Data for this task.

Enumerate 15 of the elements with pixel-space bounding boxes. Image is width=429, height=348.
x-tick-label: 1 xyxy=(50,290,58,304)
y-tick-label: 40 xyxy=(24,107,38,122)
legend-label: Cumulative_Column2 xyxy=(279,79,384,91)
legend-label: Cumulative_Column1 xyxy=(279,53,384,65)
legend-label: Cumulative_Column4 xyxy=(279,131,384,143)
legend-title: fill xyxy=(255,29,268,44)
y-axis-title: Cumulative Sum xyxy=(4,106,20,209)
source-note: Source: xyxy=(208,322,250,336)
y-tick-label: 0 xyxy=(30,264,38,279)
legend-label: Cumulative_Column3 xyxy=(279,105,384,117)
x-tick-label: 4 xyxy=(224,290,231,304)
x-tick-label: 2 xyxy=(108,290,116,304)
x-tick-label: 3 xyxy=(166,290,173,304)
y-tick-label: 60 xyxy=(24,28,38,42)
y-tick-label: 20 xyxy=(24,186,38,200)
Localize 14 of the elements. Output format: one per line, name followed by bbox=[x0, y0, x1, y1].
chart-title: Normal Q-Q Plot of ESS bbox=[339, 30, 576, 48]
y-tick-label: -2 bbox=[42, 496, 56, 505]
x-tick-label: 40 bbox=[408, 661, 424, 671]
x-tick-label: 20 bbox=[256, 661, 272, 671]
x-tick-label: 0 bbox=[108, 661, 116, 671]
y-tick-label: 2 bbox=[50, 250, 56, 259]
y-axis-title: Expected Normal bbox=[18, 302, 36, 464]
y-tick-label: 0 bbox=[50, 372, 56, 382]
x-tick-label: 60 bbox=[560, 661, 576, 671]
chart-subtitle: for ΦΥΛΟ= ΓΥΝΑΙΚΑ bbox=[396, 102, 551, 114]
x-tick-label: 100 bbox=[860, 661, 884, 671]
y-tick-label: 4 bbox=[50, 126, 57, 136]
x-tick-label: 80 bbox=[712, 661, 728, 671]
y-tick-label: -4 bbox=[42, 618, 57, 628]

Directions for this task. Write out every line of the records above word for word, changing nothing.

Reply to the exercise.
Enumerate 15 of the elements with pixel-space bounding boxes. Image is width=429, height=348.
x-tick-label: 1 xyxy=(50,290,58,304)
y-tick-label: 40 xyxy=(24,107,38,122)
legend-label: Cumulative_Column2 xyxy=(279,79,384,91)
legend-label: Cumulative_Column1 xyxy=(279,53,384,65)
legend-label: Cumulative_Column4 xyxy=(279,131,384,143)
legend-title: fill xyxy=(255,29,268,44)
y-axis-title: Cumulative Sum xyxy=(4,106,20,209)
source-note: Source: xyxy=(208,322,250,336)
y-tick-label: 0 xyxy=(30,264,38,279)
legend-label: Cumulative_Column3 xyxy=(279,105,384,117)
x-tick-label: 4 xyxy=(224,290,231,304)
x-tick-label: 2 xyxy=(108,290,116,304)
x-tick-label: 3 xyxy=(166,290,173,304)
y-tick-label: 60 xyxy=(24,28,38,42)
y-tick-label: 20 xyxy=(24,186,38,200)
Localize 14 of the elements. Output format: one per line, name followed by bbox=[x0, y0, x1, y1].
chart-title: Normal Q-Q Plot of ESS bbox=[339, 30, 576, 48]
y-tick-label: -2 bbox=[42, 496, 56, 505]
x-tick-label: 40 bbox=[408, 661, 424, 671]
x-tick-label: 20 bbox=[256, 661, 272, 671]
x-tick-label: 0 bbox=[108, 661, 116, 671]
y-tick-label: 2 bbox=[50, 250, 56, 259]
y-axis-title: Expected Normal bbox=[18, 302, 36, 464]
y-tick-label: 0 bbox=[50, 372, 56, 382]
x-tick-label: 60 bbox=[560, 661, 576, 671]
chart-subtitle: for ΦΥΛΟ= ΓΥΝΑΙΚΑ bbox=[396, 102, 551, 114]
x-tick-label: 100 bbox=[860, 661, 884, 671]
y-tick-label: 4 bbox=[50, 126, 57, 136]
x-tick-label: 80 bbox=[712, 661, 728, 671]
y-tick-label: -4 bbox=[42, 618, 57, 628]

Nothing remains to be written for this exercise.